GOAL OF THE EXERCISE: Look through the records below, and copy out every line that holds the string "Východ".

[START OF DATA SUPPLIED]

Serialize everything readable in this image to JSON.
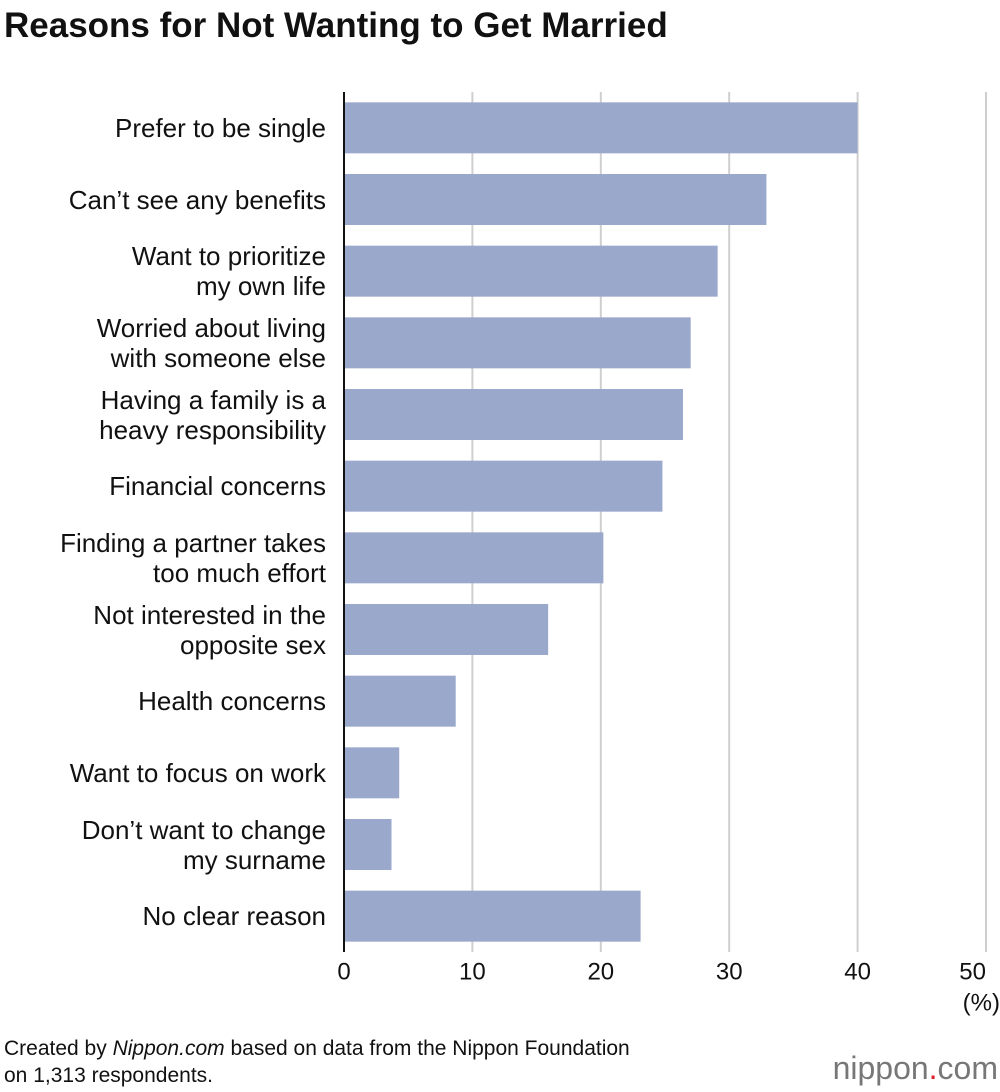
{
  "chart_data": {
    "type": "bar",
    "orientation": "horizontal",
    "title": "Reasons for Not Wanting to Get Married",
    "categories": [
      "Prefer to be single",
      "Can’t see any benefits",
      "Want to prioritize\nmy own life",
      "Worried about living\nwith someone else",
      "Having a family is a\nheavy responsibility",
      "Financial concerns",
      "Finding a partner takes\ntoo much effort",
      "Not interested in the\nopposite sex",
      "Health concerns",
      "Want to focus on work",
      "Don’t want to change\nmy surname",
      "No clear reason"
    ],
    "values": [
      40.0,
      32.9,
      29.1,
      27.0,
      26.4,
      24.8,
      20.2,
      15.9,
      8.7,
      4.3,
      3.7,
      23.1
    ],
    "color": "#9aa8cb",
    "xlim": [
      0,
      50
    ],
    "xticks": [
      0,
      10,
      20,
      30,
      40,
      50
    ],
    "x_unit": "(%)",
    "grid": true
  },
  "footer": {
    "note": [
      "Created by ",
      "Nippon.com",
      " based on data from the Nippon Foundation\non 1,313 respondents."
    ],
    "logo": [
      "nippon",
      ".",
      "com"
    ]
  }
}
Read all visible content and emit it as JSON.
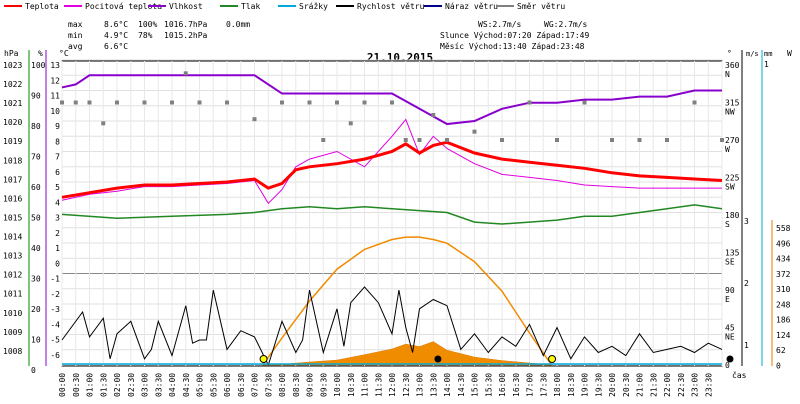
{
  "chart_data": {
    "type": "line",
    "title": "21.10.2015",
    "legend": [
      {
        "name": "Teplota",
        "color": "#ff0000"
      },
      {
        "name": "Pocitová teplota",
        "color": "#e000e0"
      },
      {
        "name": "Vlhkost",
        "color": "#8800cc"
      },
      {
        "name": "Tlak",
        "color": "#228822"
      },
      {
        "name": "Srážky",
        "color": "#00aadd"
      },
      {
        "name": "Rychlost větru",
        "color": "#000000"
      },
      {
        "name": "Náraz větru",
        "color": "#000088"
      },
      {
        "name": "Směr větru",
        "color": "#808080"
      }
    ],
    "stats": {
      "max_label": "max",
      "min_label": "min",
      "avg_label": "avg",
      "max": {
        "temp": "8.6°C",
        "hum": "100%",
        "press": "1016.7hPa",
        "rain": "0.0mm"
      },
      "min": {
        "temp": "4.9°C",
        "hum": "78%",
        "press": "1015.2hPa"
      },
      "avg": {
        "temp": "6.6°C"
      },
      "ws": "WS:2.7m/s",
      "wg": "WG:2.7m/s",
      "sun": "Slunce Východ:07:20  Západ:17:49",
      "moon": "Měsíc  Východ:13:40  Západ:23:48"
    },
    "x_ticks": [
      "00:00",
      "00:30",
      "01:00",
      "01:30",
      "02:00",
      "02:30",
      "03:00",
      "03:30",
      "04:00",
      "04:30",
      "05:00",
      "05:30",
      "06:00",
      "06:30",
      "07:00",
      "07:30",
      "08:00",
      "08:30",
      "09:00",
      "09:30",
      "10:00",
      "10:30",
      "11:00",
      "11:30",
      "12:00",
      "12:30",
      "13:00",
      "13:30",
      "14:00",
      "14:30",
      "15:00",
      "15:30",
      "16:00",
      "16:30",
      "17:00",
      "17:30",
      "18:00",
      "18:30",
      "19:00",
      "19:30",
      "20:00",
      "20:30",
      "21:00",
      "21:30",
      "22:00",
      "22:30",
      "23:00",
      "23:30"
    ],
    "x_unit": "čas",
    "axes": {
      "hpa": {
        "unit": "hPa",
        "ticks": [
          "1023",
          "1022",
          "1021",
          "1020",
          "1019",
          "1018",
          "1017",
          "1016",
          "1015",
          "1014",
          "1013",
          "1012",
          "1011",
          "1010",
          "1009",
          "1008"
        ]
      },
      "pct": {
        "unit": "%",
        "ticks": [
          "100",
          "90",
          "80",
          "70",
          "60",
          "50",
          "40",
          "30",
          "20",
          "10",
          "0"
        ]
      },
      "temp": {
        "unit": "°C",
        "ticks": [
          "13",
          "12",
          "11",
          "10",
          "9",
          "8",
          "7",
          "6",
          "5",
          "4",
          "3",
          "2",
          "1",
          "0",
          "-1",
          "-2",
          "-3",
          "-4",
          "-5",
          "-6"
        ]
      },
      "dir": {
        "unit": "°",
        "ticks": [
          [
            "360",
            "N"
          ],
          [
            "315",
            "NW"
          ],
          [
            "270",
            "W"
          ],
          [
            "225",
            "SW"
          ],
          [
            "180",
            "S"
          ],
          [
            "135",
            "SE"
          ],
          [
            "90",
            "E"
          ],
          [
            "45",
            "NE"
          ],
          [
            "0",
            ""
          ]
        ]
      },
      "ms": {
        "unit": "m/s",
        "ticks": [
          "3",
          "2",
          "1"
        ]
      },
      "mm": {
        "unit": "mm",
        "ticks": [
          "1"
        ]
      },
      "wm2": {
        "unit": "W",
        "ticks": [
          "558",
          "496",
          "434",
          "372",
          "310",
          "248",
          "186",
          "124",
          "62",
          "0"
        ]
      }
    },
    "series": [
      {
        "name": "Teplota",
        "unit": "°C",
        "hours": [
          0,
          1,
          2,
          3,
          4,
          5,
          6,
          7,
          7.5,
          8,
          8.5,
          9,
          10,
          11,
          12,
          12.5,
          13,
          13.5,
          14,
          15,
          16,
          17,
          18,
          19,
          20,
          21,
          22,
          23,
          24
        ],
        "values": [
          5.0,
          5.3,
          5.6,
          5.8,
          5.8,
          5.9,
          6.0,
          6.2,
          5.6,
          5.9,
          6.8,
          7.0,
          7.2,
          7.5,
          8.0,
          8.5,
          7.9,
          8.4,
          8.6,
          7.9,
          7.5,
          7.3,
          7.1,
          6.9,
          6.6,
          6.4,
          6.3,
          6.2,
          6.1
        ]
      },
      {
        "name": "Pocitová teplota",
        "unit": "°C",
        "hours": [
          0,
          1,
          2,
          3,
          4,
          5,
          6,
          7,
          7.5,
          8,
          8.5,
          9,
          10,
          11,
          12,
          12.5,
          13,
          13.5,
          14,
          15,
          16,
          17,
          18,
          19,
          20,
          21,
          22,
          23,
          24
        ],
        "values": [
          4.8,
          5.2,
          5.4,
          5.7,
          5.7,
          5.8,
          5.9,
          6.1,
          4.6,
          5.5,
          7.0,
          7.5,
          8.0,
          7.0,
          9.0,
          10.1,
          7.8,
          9.0,
          8.2,
          7.2,
          6.5,
          6.3,
          6.1,
          5.8,
          5.7,
          5.6,
          5.6,
          5.6,
          5.6
        ]
      },
      {
        "name": "Vlhkost",
        "unit": "%",
        "hours": [
          0,
          0.5,
          1,
          2,
          3,
          4,
          5,
          6,
          7,
          8,
          9,
          10,
          11,
          12,
          13,
          14,
          15,
          16,
          17,
          18,
          19,
          20,
          21,
          22,
          23,
          24
        ],
        "values": [
          91,
          92,
          95,
          95,
          95,
          95,
          95,
          95,
          95,
          89,
          89,
          89,
          89,
          89,
          84,
          79,
          80,
          84,
          86,
          86,
          87,
          87,
          88,
          88,
          90,
          90
        ]
      },
      {
        "name": "Tlak",
        "unit": "hPa",
        "hours": [
          0,
          2,
          4,
          6,
          7,
          8,
          9,
          10,
          11,
          12,
          13,
          14,
          15,
          16,
          17,
          18,
          19,
          20,
          21,
          22,
          23,
          24
        ],
        "values": [
          1015.9,
          1015.7,
          1015.8,
          1015.9,
          1016.0,
          1016.2,
          1016.3,
          1016.2,
          1016.3,
          1016.2,
          1016.1,
          1016.0,
          1015.5,
          1015.4,
          1015.5,
          1015.6,
          1015.8,
          1015.8,
          1016.0,
          1016.2,
          1016.4,
          1016.2
        ]
      },
      {
        "name": "Rychlost větru",
        "unit": "m/s",
        "hours": [
          0,
          0.75,
          1,
          1.5,
          1.75,
          2,
          2.5,
          3,
          3.25,
          3.5,
          4,
          4.5,
          4.75,
          5,
          5.25,
          5.5,
          6,
          6.5,
          7,
          7.5,
          8,
          8.5,
          8.75,
          9,
          9.5,
          10,
          10.25,
          10.5,
          11,
          11.5,
          12,
          12.25,
          12.5,
          12.75,
          13,
          13.5,
          14,
          14.5,
          15,
          15.5,
          16,
          16.5,
          17,
          17.5,
          18,
          18.5,
          19,
          19.5,
          20,
          20.5,
          21,
          21.5,
          22,
          22.5,
          23,
          23.5,
          24
        ],
        "values": [
          0.8,
          1.7,
          0.9,
          1.5,
          0.2,
          1.0,
          1.4,
          0.2,
          0.5,
          1.4,
          0.3,
          1.9,
          0.7,
          0.8,
          0.8,
          2.4,
          0.5,
          1.1,
          0.9,
          0.0,
          1.4,
          0.4,
          0.8,
          2.4,
          0.4,
          1.8,
          0.6,
          2.0,
          2.5,
          2.0,
          1.0,
          2.4,
          1.2,
          0.4,
          1.8,
          2.1,
          1.9,
          0.5,
          1.0,
          0.4,
          0.9,
          0.6,
          1.3,
          0.3,
          1.2,
          0.2,
          0.9,
          0.4,
          0.6,
          0.3,
          1.0,
          0.4,
          0.5,
          0.6,
          0.4,
          0.7,
          0.5
        ]
      },
      {
        "name": "Směr větru",
        "unit": "°",
        "hours": [
          0,
          0.5,
          1,
          1.5,
          2,
          3,
          4,
          4.5,
          5,
          6,
          7,
          8,
          9,
          9.5,
          10,
          10.5,
          11,
          12,
          12.5,
          13,
          13.5,
          14,
          15,
          16,
          17,
          18,
          19,
          20,
          21,
          22,
          23,
          24
        ],
        "values": [
          315,
          315,
          315,
          290,
          315,
          315,
          315,
          350,
          315,
          315,
          295,
          315,
          315,
          270,
          315,
          290,
          315,
          315,
          270,
          270,
          300,
          270,
          280,
          270,
          315,
          270,
          315,
          270,
          270,
          270,
          315,
          270
        ]
      },
      {
        "name": "Srážky",
        "unit": "mm",
        "hours": [
          0,
          24
        ],
        "values": [
          0,
          0
        ]
      },
      {
        "name": "Náraz větru",
        "unit": "m/s",
        "hours": [
          0,
          24
        ],
        "values": [
          2.7,
          2.7
        ]
      },
      {
        "name": "Solar radiation",
        "unit": "W/m²",
        "hours": [
          7.3,
          8,
          9,
          10,
          11,
          12,
          12.5,
          13,
          13.5,
          14,
          15,
          16,
          17,
          17.8
        ],
        "values": [
          0,
          3,
          12,
          20,
          42,
          65,
          85,
          75,
          95,
          60,
          32,
          18,
          8,
          0
        ]
      },
      {
        "name": "Solar max",
        "unit": "W/m²",
        "hours": [
          7.3,
          8,
          9,
          10,
          11,
          12,
          12.5,
          13,
          13.5,
          14,
          15,
          16,
          17,
          17.8
        ],
        "values": [
          0,
          110,
          260,
          390,
          470,
          510,
          520,
          520,
          510,
          495,
          420,
          300,
          130,
          0
        ]
      }
    ],
    "sun_markers": [
      7.33,
      17.82
    ],
    "moon_marker": 13.67
  }
}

[END OF DATA SUPPLIED]

TASK SOLUTION:
      "sun": "Slunce Východ:07:20  Západ:17:49",
      "moon": "Měsíc  Východ:13:40  Západ:23:48"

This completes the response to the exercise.